**SHORT TASK**
Print the whole listing exactly.

Data entries:
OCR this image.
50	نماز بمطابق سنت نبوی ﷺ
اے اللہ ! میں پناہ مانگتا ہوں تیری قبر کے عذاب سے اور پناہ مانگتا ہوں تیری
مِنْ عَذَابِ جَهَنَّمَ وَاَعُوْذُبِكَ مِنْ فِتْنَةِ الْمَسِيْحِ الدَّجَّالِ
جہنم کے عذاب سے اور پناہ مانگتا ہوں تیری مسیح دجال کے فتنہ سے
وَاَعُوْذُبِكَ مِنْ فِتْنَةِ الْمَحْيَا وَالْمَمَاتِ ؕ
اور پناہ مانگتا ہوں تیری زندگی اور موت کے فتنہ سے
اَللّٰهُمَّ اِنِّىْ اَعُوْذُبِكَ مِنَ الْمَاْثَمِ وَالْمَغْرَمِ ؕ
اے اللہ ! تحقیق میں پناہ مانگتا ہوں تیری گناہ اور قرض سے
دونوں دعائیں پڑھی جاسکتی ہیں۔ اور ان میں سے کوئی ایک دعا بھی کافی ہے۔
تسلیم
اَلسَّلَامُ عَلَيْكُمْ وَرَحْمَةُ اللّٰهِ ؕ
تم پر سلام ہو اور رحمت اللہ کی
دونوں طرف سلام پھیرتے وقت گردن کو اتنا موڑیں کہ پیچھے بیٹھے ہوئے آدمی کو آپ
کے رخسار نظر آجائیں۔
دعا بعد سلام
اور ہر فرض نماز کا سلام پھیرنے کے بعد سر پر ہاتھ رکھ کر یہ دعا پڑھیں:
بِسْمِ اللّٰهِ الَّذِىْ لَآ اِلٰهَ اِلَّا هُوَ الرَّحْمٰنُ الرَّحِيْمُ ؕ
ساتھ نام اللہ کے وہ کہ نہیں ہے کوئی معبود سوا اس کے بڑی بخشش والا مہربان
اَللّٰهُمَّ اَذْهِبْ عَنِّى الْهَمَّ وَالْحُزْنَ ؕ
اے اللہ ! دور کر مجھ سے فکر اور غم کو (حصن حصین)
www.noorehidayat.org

**WRITTEN RESPONSE**
OCR this image.
50	نماز بمطابق سنت نبوی ﷺ
اے اللہ ! میں پناہ مانگتا ہوں تیری قبر کے عذاب سے اور پناہ مانگتا ہوں تیری
مِنْ عَذَابِ جَهَنَّمَ وَاَعُوْذُبِكَ مِنْ فِتْنَةِ الْمَسِيْحِ الدَّجَّالِ
جہنم کے عذاب سے اور پناہ مانگتا ہوں تیری مسیح دجال کے فتنہ سے
وَاَعُوْذُبِكَ مِنْ فِتْنَةِ الْمَحْيَا وَالْمَمَاتِ ؕ
اور پناہ مانگتا ہوں تیری زندگی اور موت کے فتنہ سے
اَللّٰهُمَّ اِنِّىْ اَعُوْذُبِكَ مِنَ الْمَاْثَمِ وَالْمَغْرَمِ ؕ
اے اللہ ! تحقیق میں پناہ مانگتا ہوں تیری گناہ اور قرض سے
دونوں دعائیں پڑھی جاسکتی ہیں۔ اور ان میں سے کوئی ایک دعا بھی کافی ہے۔
تسلیم
اَلسَّلَامُ عَلَيْكُمْ وَرَحْمَةُ اللّٰهِ ؕ
تم پر سلام ہو اور رحمت اللہ کی
دونوں طرف سلام پھیرتے وقت گردن کو اتنا موڑیں کہ پیچھے بیٹھے ہوئے آدمی کو آپ
کے رخسار نظر آجائیں۔
دعا بعد سلام
اور ہر فرض نماز کا سلام پھیرنے کے بعد سر پر ہاتھ رکھ کر یہ دعا پڑھیں:
بِسْمِ اللّٰهِ الَّذِىْ لَآ اِلٰهَ اِلَّا هُوَ الرَّحْمٰنُ الرَّحِيْمُ ؕ
ساتھ نام اللہ کے وہ کہ نہیں ہے کوئی معبود سوا اس کے بڑی بخشش والا مہربان
اَللّٰهُمَّ اَذْهِبْ عَنِّى الْهَمَّ وَالْحُزْنَ ؕ
اے اللہ ! دور کر مجھ سے فکر اور غم کو (حصن حصین)
www.noorehidayat.org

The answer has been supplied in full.